● Brano fornito:

==============================

Il socio non può agire ai sensi dell’art. 2033 cod. civ. per ottenere la restituzione della somma corrisposta all’amministratore a titolo di corrispettivo per l’ingresso nella compagine sociale a non versata nelle casse sociali

Corte di Cassazione, sezione terza civile, Ordinanza 10 maggio 2018, n. 11264.

La massima estrapolata:

Il socio non può agire ai sensi dell’art. 2033 cod. civ. per ottenere la restituzione della somma corrisposta all’amministratore a titolo di corrispettivo per l’ingresso nella compagine sociale a non versata nelle casse sociali, e ciò anche qualora non sussista alcun riscontro formale di tale versamento negli atti e registri sociali. Il versamento, infatti, trova la sua causa nell’acquisita qualità di socio, e per tale ragione non costituisce un pagamento indebito.
Il socio, per il solo fatto di non avere partecipato medio tempore (dalla data del versamento del corrispettivo alla data del suo effettivo ingresso nella compagine sociale), alle assemblee o esercitato i propri diritti di socio sovventore a causa del comportamento colpevolmente dilatorio e omissivo dell’amministratore, puo’ pretendere (al limite) un risarcimento del danno personalmente subito, ma non certamente prospettare che l’amministratore si sia appropriato illecitamente di somme di sua spettanza per non avere versato il conferimento ricevuto nelle casse sociali, essendo questo un danno subito dalla societa’ per mano dell’amministratore. La deduzione di un siffatto fatto illecito imputabile all’amministratore, per il socio che agisce in proprio, costituisce semplicemente il riflesso della perdita patrimoniale subita direttamente dalla societa’
La responsabilita’ prevista dall’articolo 2395 c.c., ha natura extracontrattuale, e costituisce un’applicazione dell’ipotesi generalmente disciplinata dall’articolo 2043 c.c.

==============================

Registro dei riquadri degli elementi

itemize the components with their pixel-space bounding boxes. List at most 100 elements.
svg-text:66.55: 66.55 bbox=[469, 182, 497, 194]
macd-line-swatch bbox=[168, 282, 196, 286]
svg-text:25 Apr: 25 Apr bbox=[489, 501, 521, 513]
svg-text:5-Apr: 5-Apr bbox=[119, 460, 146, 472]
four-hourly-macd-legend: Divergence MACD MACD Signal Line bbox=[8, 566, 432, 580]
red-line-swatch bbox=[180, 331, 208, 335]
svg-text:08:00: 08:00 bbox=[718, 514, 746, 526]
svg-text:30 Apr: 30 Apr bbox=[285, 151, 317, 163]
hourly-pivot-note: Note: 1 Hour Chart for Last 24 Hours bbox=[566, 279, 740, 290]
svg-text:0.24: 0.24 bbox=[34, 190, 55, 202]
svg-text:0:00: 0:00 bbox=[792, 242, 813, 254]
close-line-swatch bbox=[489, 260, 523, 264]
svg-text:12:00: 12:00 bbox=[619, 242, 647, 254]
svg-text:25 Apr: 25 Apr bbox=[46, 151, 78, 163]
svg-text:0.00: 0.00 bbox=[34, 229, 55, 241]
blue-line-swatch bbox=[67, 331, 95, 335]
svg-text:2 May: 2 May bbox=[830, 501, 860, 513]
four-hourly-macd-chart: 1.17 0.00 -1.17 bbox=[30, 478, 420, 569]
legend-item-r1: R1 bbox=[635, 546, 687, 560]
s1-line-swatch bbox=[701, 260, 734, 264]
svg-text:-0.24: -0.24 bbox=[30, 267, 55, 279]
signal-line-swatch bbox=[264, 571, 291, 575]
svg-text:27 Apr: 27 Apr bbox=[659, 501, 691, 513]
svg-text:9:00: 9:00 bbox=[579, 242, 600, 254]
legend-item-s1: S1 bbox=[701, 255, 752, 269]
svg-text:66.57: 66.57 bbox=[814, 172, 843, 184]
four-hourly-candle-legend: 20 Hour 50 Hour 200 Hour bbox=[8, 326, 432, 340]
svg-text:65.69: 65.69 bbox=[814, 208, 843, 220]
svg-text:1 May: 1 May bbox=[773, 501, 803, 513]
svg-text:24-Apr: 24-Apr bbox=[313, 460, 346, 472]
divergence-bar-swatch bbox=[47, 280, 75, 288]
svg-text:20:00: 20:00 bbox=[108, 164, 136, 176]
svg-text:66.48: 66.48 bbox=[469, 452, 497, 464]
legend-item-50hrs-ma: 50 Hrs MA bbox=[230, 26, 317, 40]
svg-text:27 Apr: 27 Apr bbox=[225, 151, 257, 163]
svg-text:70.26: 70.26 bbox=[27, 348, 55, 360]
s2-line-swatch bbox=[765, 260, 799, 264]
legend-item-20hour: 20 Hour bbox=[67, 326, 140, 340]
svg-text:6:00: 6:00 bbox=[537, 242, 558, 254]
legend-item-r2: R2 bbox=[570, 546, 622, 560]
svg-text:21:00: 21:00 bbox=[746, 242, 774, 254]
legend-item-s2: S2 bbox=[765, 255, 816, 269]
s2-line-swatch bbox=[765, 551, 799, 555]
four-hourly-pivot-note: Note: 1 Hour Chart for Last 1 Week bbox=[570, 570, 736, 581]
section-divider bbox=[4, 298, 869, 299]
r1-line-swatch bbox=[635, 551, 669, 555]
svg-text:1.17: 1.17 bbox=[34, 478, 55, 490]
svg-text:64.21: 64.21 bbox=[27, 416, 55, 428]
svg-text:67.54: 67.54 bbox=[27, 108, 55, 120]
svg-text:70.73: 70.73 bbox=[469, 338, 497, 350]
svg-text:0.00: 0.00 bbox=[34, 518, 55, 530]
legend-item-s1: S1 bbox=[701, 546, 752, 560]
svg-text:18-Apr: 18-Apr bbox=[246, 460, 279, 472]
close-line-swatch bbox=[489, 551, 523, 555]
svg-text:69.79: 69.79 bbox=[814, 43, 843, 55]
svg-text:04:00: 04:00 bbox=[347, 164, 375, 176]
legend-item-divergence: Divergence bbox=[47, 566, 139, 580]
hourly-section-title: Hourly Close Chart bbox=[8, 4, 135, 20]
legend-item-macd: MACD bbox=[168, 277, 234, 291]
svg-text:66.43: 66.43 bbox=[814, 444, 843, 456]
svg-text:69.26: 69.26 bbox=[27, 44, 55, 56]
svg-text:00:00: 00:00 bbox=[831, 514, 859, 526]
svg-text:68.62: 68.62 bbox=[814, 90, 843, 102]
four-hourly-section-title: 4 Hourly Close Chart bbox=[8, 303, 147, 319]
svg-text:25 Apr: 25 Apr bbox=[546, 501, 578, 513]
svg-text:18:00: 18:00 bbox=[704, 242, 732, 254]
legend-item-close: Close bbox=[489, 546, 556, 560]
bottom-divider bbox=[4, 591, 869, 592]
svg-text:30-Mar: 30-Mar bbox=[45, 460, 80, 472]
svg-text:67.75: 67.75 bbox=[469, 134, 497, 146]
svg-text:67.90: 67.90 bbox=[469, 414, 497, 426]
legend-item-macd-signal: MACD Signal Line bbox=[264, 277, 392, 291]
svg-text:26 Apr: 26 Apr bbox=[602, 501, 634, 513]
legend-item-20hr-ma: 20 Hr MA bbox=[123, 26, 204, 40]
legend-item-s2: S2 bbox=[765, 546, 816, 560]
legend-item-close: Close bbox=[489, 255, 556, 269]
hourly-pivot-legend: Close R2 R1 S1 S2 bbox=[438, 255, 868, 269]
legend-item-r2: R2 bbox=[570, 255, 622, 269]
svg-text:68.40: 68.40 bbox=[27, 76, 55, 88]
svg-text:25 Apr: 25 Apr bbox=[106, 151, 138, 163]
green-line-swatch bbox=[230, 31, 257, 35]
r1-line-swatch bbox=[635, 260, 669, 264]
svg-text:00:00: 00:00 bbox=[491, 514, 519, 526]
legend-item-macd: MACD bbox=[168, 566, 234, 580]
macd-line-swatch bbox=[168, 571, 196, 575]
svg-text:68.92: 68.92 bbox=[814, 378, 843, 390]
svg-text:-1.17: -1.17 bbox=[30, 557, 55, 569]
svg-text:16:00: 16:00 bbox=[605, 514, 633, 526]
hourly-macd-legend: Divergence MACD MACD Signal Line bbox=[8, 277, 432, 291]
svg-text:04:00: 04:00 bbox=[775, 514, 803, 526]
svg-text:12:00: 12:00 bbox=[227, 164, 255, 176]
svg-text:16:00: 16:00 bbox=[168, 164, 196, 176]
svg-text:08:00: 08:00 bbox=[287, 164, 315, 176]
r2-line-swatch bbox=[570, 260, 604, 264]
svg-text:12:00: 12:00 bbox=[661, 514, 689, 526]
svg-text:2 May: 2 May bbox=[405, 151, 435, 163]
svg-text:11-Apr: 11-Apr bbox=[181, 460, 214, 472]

==============================

● Consegna A: Ricopia senza modifiche le righe dell'elenco dall'inizio fino a quella che contiene "svg-text:08:00: 08:00 bbox=[718, 514, 746, 526]", inclusa.
● Consegna B: Continua il brano sulla restituzione delle somme versate dal socio all'amministratore, a partire dal punto in cui si interrompe.
L'elenco non ha alcun legame con il brano.

● Risposta scritta A:
itemize the components with their pixel-space bounding boxes. List at most 100 elements.
svg-text:66.55: 66.55 bbox=[469, 182, 497, 194]
macd-line-swatch bbox=[168, 282, 196, 286]
svg-text:25 Apr: 25 Apr bbox=[489, 501, 521, 513]
svg-text:5-Apr: 5-Apr bbox=[119, 460, 146, 472]
four-hourly-macd-legend: Divergence MACD MACD Signal Line bbox=[8, 566, 432, 580]
red-line-swatch bbox=[180, 331, 208, 335]
svg-text:08:00: 08:00 bbox=[718, 514, 746, 526]

● Risposta scritta B:
Ordinanza 10 maggio 2018, n. 11264

Data udienza 22 febbraio 2018

REPUBBLICA ITALIANA

IN NOME DEL POPOLO ITALIANO

LA CORTE SUPREMA DI CASSAZIONE

SEZIONE TERZA CIVILE

Composta dagli Ill.mi Sigg.ri Magistrati:

Dott. SPIRITO Angelo – Presidente

Dott. FRASCA Raffaele – rel. Consigliere

Dott. GIANNITI Pasquale – Consigliere

Dott. PORRECA Paolo – Consigliere

Dott. FANTICINI Giovanni – Consigliere

ha pronunciato la seguente:

ORDINANZA
sul ricorso 25748-2015 proposto da:
(OMISSIS), elettivamente domiciliato in (OMISSIS), presso lo studio dell’avvocato (OMISSIS), rappresentato e difeso dall’avvocato (OMISSIS) giusta procura a margine del ricorso;
– ricorrente –
contro
(OMISSIS);
– intimato –
avverso la sentenza n. 286/2015 della CORTE D’APPELLO SEZ.DIST. DI TARANTO, depositata il 15/06/2015;
udita la relazione della causa svolta nella camera di consiglio del 22/02/2018 dal Consigliere Dott. FRANCESCA FIECCONI.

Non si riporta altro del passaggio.